The problem: In the listing below, locate the lines that hold the string "Veterinary". Copy those lines.
★ ★ ★
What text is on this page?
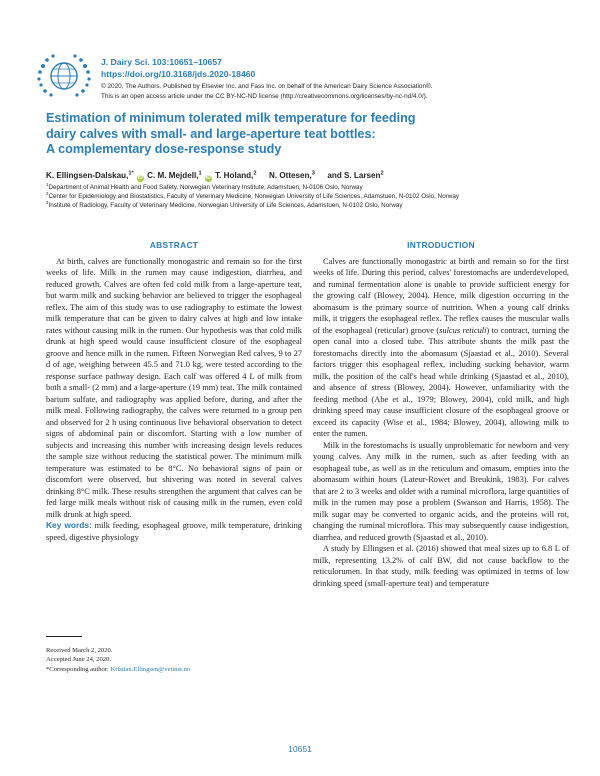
J. Dairy Sci. 103:10651–10657
https://doi.org/10.3168/jds.2020-18460
© 2020, The Authors. Published by Elsevier Inc. and Fass Inc. on behalf of the American Dairy Science Association®.
This is an open access article under the CC BY-NC-ND license (http://creativecommons.org/licenses/by-nc-nd/4.0/).
Estimation of minimum tolerated milk temperature for feeding
dairy calves with small- and large-aperture teat bottles:
A complementary dose-response study
K. Ellingsen-Dalskau,$^{1*}$ iD C. M. Mejdell,$^1$ iD T. Holand,$^2$ N. Ottesen,$^3$ and S. Larsen$^2$
$^1$Department of Animal Health and Food Safety, Norwegian Veterinary Institute, Adamstuen, N-0106 Oslo, Norway
$^2$Center for Epidemiology and Biostatistics, Faculty of Veterinary Medicine, Norwegian University of Life Sciences, Adamstuen, N-0102 Oslo, Norway
$^3$Institute of Radiology, Faculty of Veterinary Medicine, Norwegian University of Life Sciences, Adamstuen, N-0102 Oslo, Norway
ABSTRACT

At birth, calves are functionally monogastric and remain so for the first weeks of life. Milk in the rumen may cause indigestion, diarrhea, and reduced growth. Calves are often fed cold milk from a large-aperture teat, but warm milk and sucking behavior are believed to trigger the esophageal reflex. The aim of this study was to use radiography to estimate the lowest milk temperature that can be given to dairy calves at high and low intake rates without causing milk in the rumen. Our hypothesis was that cold milk drunk at high speed would cause insufficient closure of the esophageal groove and hence milk in the rumen. Fifteen Norwegian Red calves, 9 to 27 d of age, weighing between 45.5 and 71.0 kg, were tested according to the response surface pathway design. Each calf was offered 4 L of milk from both a small- (2 mm) and a large-aperture (19 mm) teat. The milk contained barium sulfate, and radiography was applied before, during, and after the milk meal. Following radiography, the calves were returned to a group pen and observed for 2 h using continuous live behavioral observation to detect signs of abdominal pain or discomfort. Starting with a low number of subjects and increasing this number with increasing design levels reduces the sample size without reducing the statistical power. The minimum milk temperature was estimated to be 8°C. No behavioral signs of pain or discomfort were observed, but shivering was noted in several calves drinking 8°C milk. These results strengthen the argument that calves can be fed large milk meals without risk of causing milk in the rumen, even cold milk drunk at high speed.

Key words: milk feeding, esophageal groove, milk temperature, drinking speed, digestive physiology

Received March 2, 2020.
Accepted June 24, 2020.
*Corresponding author: Kristian.Ellingsen@vetinst.no
INTRODUCTION

Calves are functionally monogastric at birth and remain so for the first weeks of life. During this period, calves' forestomachs are underdeveloped, and ruminal fermentation alone is unable to provide sufficient energy for the growing calf (Blowey, 2004). Hence, milk digestion occurring in the abomasum is the primary source of nutrition. When a young calf drinks milk, it triggers the esophageal reflex. The reflex causes the muscular walls of the esophageal (reticular) groove (sulcus reticuli) to contract, turning the open canal into a closed tube. This attribute shunts the milk past the forestomachs directly into the abomasum (Sjaastad et al., 2010). Several factors trigger this esophageal reflex, including sucking behavior, warm milk, the position of the calf's head while drinking (Sjaastad et al., 2010), and absence of stress (Blowey, 2004). However, unfamiliarity with the feeding method (Abe et al., 1979; Blowey, 2004), cold milk, and high drinking speed may cause insufficient closure of the esophageal groove or exceed its capacity (Wise et al., 1984; Blowey, 2004), allowing milk to enter the rumen.

Milk in the forestomachs is usually unproblematic for newborn and very young calves. Any milk in the rumen, such as after feeding with an esophageal tube, as well as in the reticulum and omasum, empties into the abomasum within hours (Lateur-Rowet and Breukink, 1983). For calves that are 2 to 3 weeks and older with a ruminal microflora, large quantities of milk in the rumen may pose a problem (Swanson and Harris, 1958). The milk sugar may be converted to organic acids, and the proteins will rot, changing the ruminal microflora. This may subsequently cause indigestion, diarrhea, and reduced growth (Sjaastad et al., 2010).

A study by Ellingsen et al. (2016) showed that meal sizes up to 6.8 L of milk, representing 13.2% of calf BW, did not cause backflow to the reticulorumen. In that study, milk feeding was optimized in terms of low drinking speed (small-aperture teat) and temperature

10651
★ ★ ★
Response to the exercise:
$^1$Department of Animal Health and Food Safety, Norwegian Veterinary Institute, Adamstuen, N-0106 Oslo, Norway
$^2$Center for Epidemiology and Biostatistics, Faculty of Veterinary Medicine, Norwegian University of Life Sciences, Adamstuen, N-0102 Oslo, Norway
$^3$Institute of Radiology, Faculty of Veterinary Medicine, Norwegian University of Life Sciences, Adamstuen, N-0102 Oslo, Norway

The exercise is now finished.